Goal of the exercise:
Gather all lines in the records below that include the word "JSON".

Available records:

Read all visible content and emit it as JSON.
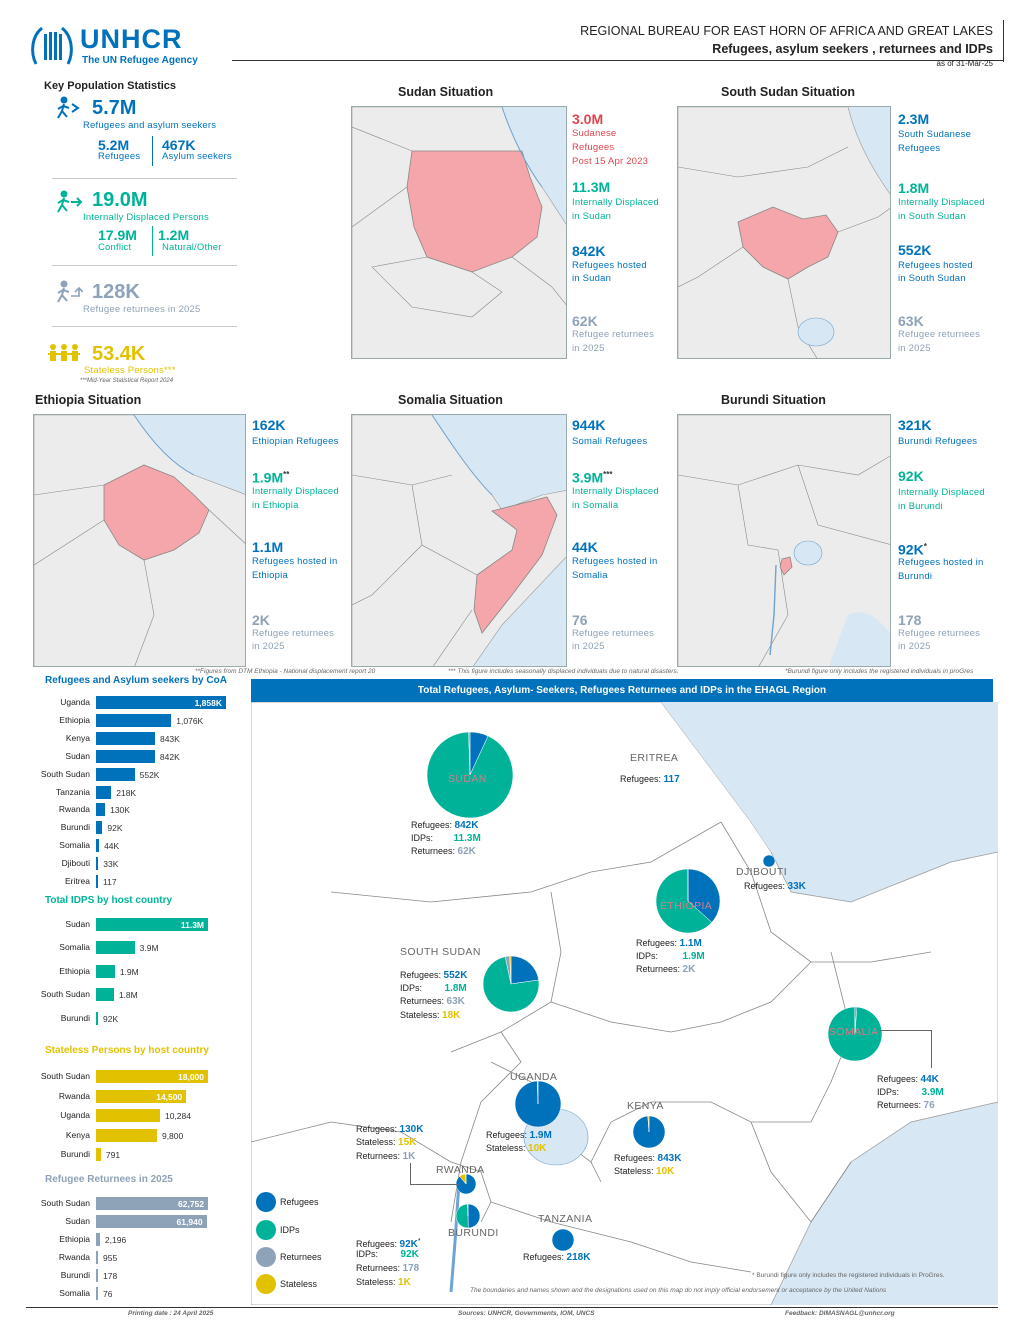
{
  "header": {
    "logo_text": "UNHCR",
    "logo_sub": "The UN Refugee Agency",
    "bureau": "REGIONAL BUREAU FOR EAST HORN OF AFRICA AND GREAT LAKES",
    "subtitle": "Refugees, asylum seekers , returnees and IDPs",
    "asof": "as of  31-Mar-25"
  },
  "key_stats": {
    "title": "Key Population Statistics",
    "total_refugees": "5.7M",
    "total_refugees_label": "Refugees and asylum seekers",
    "refugees": "5.2M",
    "refugees_label": "Refugees",
    "asylum": "467K",
    "asylum_label": "Asylum seekers",
    "idps": "19.0M",
    "idps_label": "Internally Displaced Persons",
    "conflict": "17.9M",
    "conflict_label": "Conflict",
    "natural": "1.2M",
    "natural_label": "Natural/Other",
    "returnees": "128K",
    "returnees_label": "Refugee returnees in 2025",
    "stateless": "53.4K",
    "stateless_label": "Stateless Persons***",
    "stateless_note": "***Mid-Year Statistical Report 2024"
  },
  "sudan": {
    "title": "Sudan Situation",
    "v1": "3.0M",
    "l1a": "Sudanese",
    "l1b": "Refugees",
    "l1c": "Post 15 Apr 2023",
    "v2": "11.3M",
    "l2a": "Internally Displaced",
    "l2b": "in Sudan",
    "v3": "842K",
    "l3a": "Refugees hosted",
    "l3b": "in Sudan",
    "v4": "62K",
    "l4a": "Refugee returnees",
    "l4b": "in 2025"
  },
  "ssudan": {
    "title": "South Sudan Situation",
    "v1": "2.3M",
    "l1a": "South Sudanese",
    "l1b": "Refugees",
    "v2": "1.8M",
    "l2a": "Internally Displaced",
    "l2b": "in South Sudan",
    "v3": "552K",
    "l3a": "Refugees hosted",
    "l3b": "in South Sudan",
    "v4": "63K",
    "l4a": "Refugee returnees",
    "l4b": "in 2025"
  },
  "ethiopia": {
    "title": "Ethiopia Situation",
    "v1": "162K",
    "l1a": "Ethiopian Refugees",
    "v2": "1.9M",
    "v2_mark": "**",
    "l2a": "Internally Displaced",
    "l2b": "in Ethiopia",
    "v3": "1.1M",
    "l3a": "Refugees hosted in",
    "l3b": "Ethiopia",
    "v4": "2K",
    "l4a": "Refugee returnees",
    "l4b": "in 2025",
    "footnote": "**Figures from DTM Ethiopia - National displacement report 20"
  },
  "somalia": {
    "title": "Somalia Situation",
    "v1": "944K",
    "l1a": "Somali Refugees",
    "v2": "3.9M",
    "v2_mark": "***",
    "l2a": "Internally Displaced",
    "l2b": "in Somalia",
    "v3": "44K",
    "l3a": "Refugees hosted in",
    "l3b": "Somalia",
    "v4": "76",
    "l4a": "Refugee returnees",
    "l4b": "in 2025",
    "footnote": "*** This figure includes seasonally displaced individuals due to natural disasters."
  },
  "burundi": {
    "title": "Burundi Situation",
    "v1": "321K",
    "l1a": "Burundi Refugees",
    "v2": "92K",
    "l2a": "Internally Displaced",
    "l2b": "in Burundi",
    "v3": "92K",
    "v3_mark": "*",
    "l3a": "Refugees hosted in",
    "l3b": "Burundi",
    "v4": "178",
    "l4a": "Refugee returnees",
    "l4b": "in 2025",
    "footnote": "*Burundi figure only includes the registered individuals in proGres"
  },
  "charts": {
    "refugees_title": "Refugees and Asylum seekers by CoA",
    "idps_title": "Total IDPS by host country",
    "stateless_title": "Stateless Persons by host country",
    "returnees_title": "Refugee Returnees in 2025"
  },
  "chart_data": [
    {
      "type": "bar",
      "title": "Refugees and Asylum seekers by CoA",
      "categories": [
        "Uganda",
        "Ethiopia",
        "Kenya",
        "Sudan",
        "South Sudan",
        "Tanzania",
        "Rwanda",
        "Burundi",
        "Somalia",
        "Djibouti",
        "Eritrea"
      ],
      "values": [
        1858000,
        1076000,
        843000,
        842000,
        552000,
        218000,
        130000,
        92000,
        44000,
        33000,
        117
      ],
      "labels": [
        "1,858K",
        "1,076K",
        "843K",
        "842K",
        "552K",
        "218K",
        "130K",
        "92K",
        "44K",
        "33K",
        "117"
      ],
      "color": "#0072bc"
    },
    {
      "type": "bar",
      "title": "Total IDPS by host country",
      "categories": [
        "Sudan",
        "Somalia",
        "Ethiopia",
        "South Sudan",
        "Burundi"
      ],
      "values": [
        11300000,
        3900000,
        1900000,
        1800000,
        92000
      ],
      "labels": [
        "11.3M",
        "3.9M",
        "1.9M",
        "1.8M",
        "92K"
      ],
      "color": "#00b398"
    },
    {
      "type": "bar",
      "title": "Stateless Persons by host country",
      "categories": [
        "South Sudan",
        "Rwanda",
        "Uganda",
        "Kenya",
        "Burundi"
      ],
      "values": [
        18000,
        14500,
        10284,
        9800,
        791
      ],
      "labels": [
        "18,000",
        "14,500",
        "10,284",
        "9,800",
        "791"
      ],
      "color": "#e2c200"
    },
    {
      "type": "bar",
      "title": "Refugee Returnees in 2025",
      "categories": [
        "South Sudan",
        "Sudan",
        "Ethiopia",
        "Rwanda",
        "Burundi",
        "Somalia"
      ],
      "values": [
        62752,
        61940,
        2196,
        955,
        178,
        76
      ],
      "labels": [
        "62,752",
        "61,940",
        "2,196",
        "955",
        "178",
        "76"
      ],
      "color": "#8ea2b8"
    }
  ],
  "region_map": {
    "title": "Total Refugees, Asylum- Seekers, Refugees Returnees and IDPs in the EHAGL Region",
    "countries": {
      "eritrea": "ERITREA",
      "djibouti": "DJIBOUTI",
      "south_sudan": "SOUTH SUDAN",
      "uganda": "UGANDA",
      "kenya": "KENYA",
      "rwanda": "RWANDA",
      "burundi": "BURUNDI",
      "tanzania": "TANZANIA",
      "sudan": "SUDAN",
      "ethiopia": "ETHIOPIA",
      "somalia": "SOMALIA"
    },
    "lbl": {
      "refugees": "Refugees:",
      "idps": "IDPs:",
      "returnees": "Returnees:",
      "stateless": "Stateless:"
    },
    "sudan": {
      "ref": "842K",
      "idp": "11.3M",
      "ret": "62K"
    },
    "eritrea": {
      "ref": "117"
    },
    "djibouti": {
      "ref": "33K"
    },
    "ethiopia": {
      "ref": "1.1M",
      "idp": "1.9M",
      "ret": "2K"
    },
    "south_sudan": {
      "ref": "552K",
      "idp": "1.8M",
      "ret": "63K",
      "sta": "18K"
    },
    "somalia": {
      "ref": "44K",
      "idp": "3.9M",
      "ret": "76"
    },
    "uganda": {
      "ref": "1.9M",
      "sta": "10K"
    },
    "kenya": {
      "ref": "843K",
      "sta": "10K"
    },
    "rwanda": {
      "ref": "130K",
      "sta": "15K",
      "ret": "1K"
    },
    "burundi": {
      "ref": "92K",
      "ref_mark": "*",
      "idp": "92K",
      "ret": "178",
      "sta": "1K"
    },
    "tanzania": {
      "ref": "218K"
    },
    "legend": {
      "refugees": "Refugees",
      "idps": "IDPs",
      "returnees": "Returnees",
      "stateless": "Stateless"
    },
    "note_burundi": "* Burundi figure only includes the registered individuals in ProGres.",
    "disclaimer": "The boundaries and names shown and the designations used on this map do not imply official endorsement or acceptance by the United Nations"
  },
  "footer": {
    "printing": "Printing date : 24 April 2025",
    "sources": "Sources: UNHCR, Governments, IOM, UNCS",
    "feedback": "Feedback: DIMASNAGL@unhcr.org"
  },
  "colors": {
    "refugees": "#0072bc",
    "idps": "#00b398",
    "returnees": "#8ea2b8",
    "stateless": "#e2c200",
    "highlight": "#f4a6aa",
    "sea": "#d7e7f3",
    "land": "#ececec"
  }
}
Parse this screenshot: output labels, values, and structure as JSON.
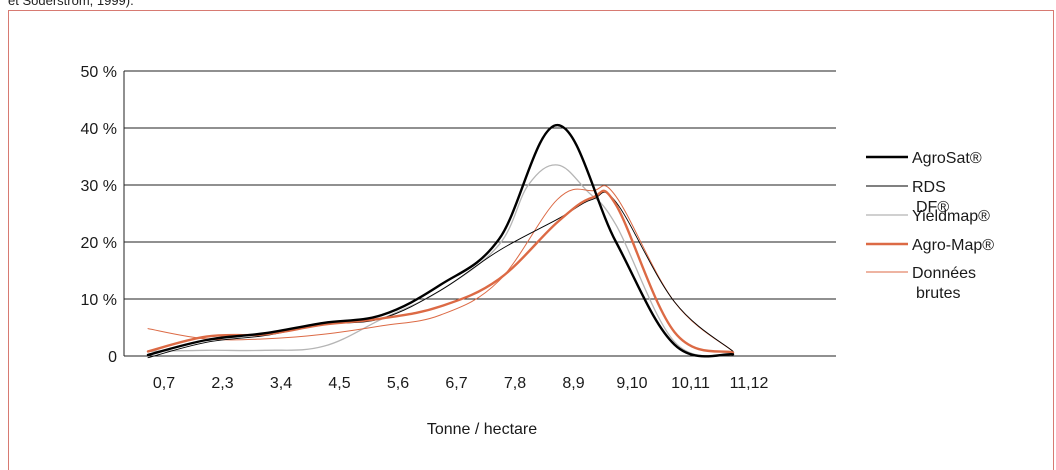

Solution:
Read all visible content and emit it as JSON.
Parse this screenshot: output labels, values, and structure as JSON.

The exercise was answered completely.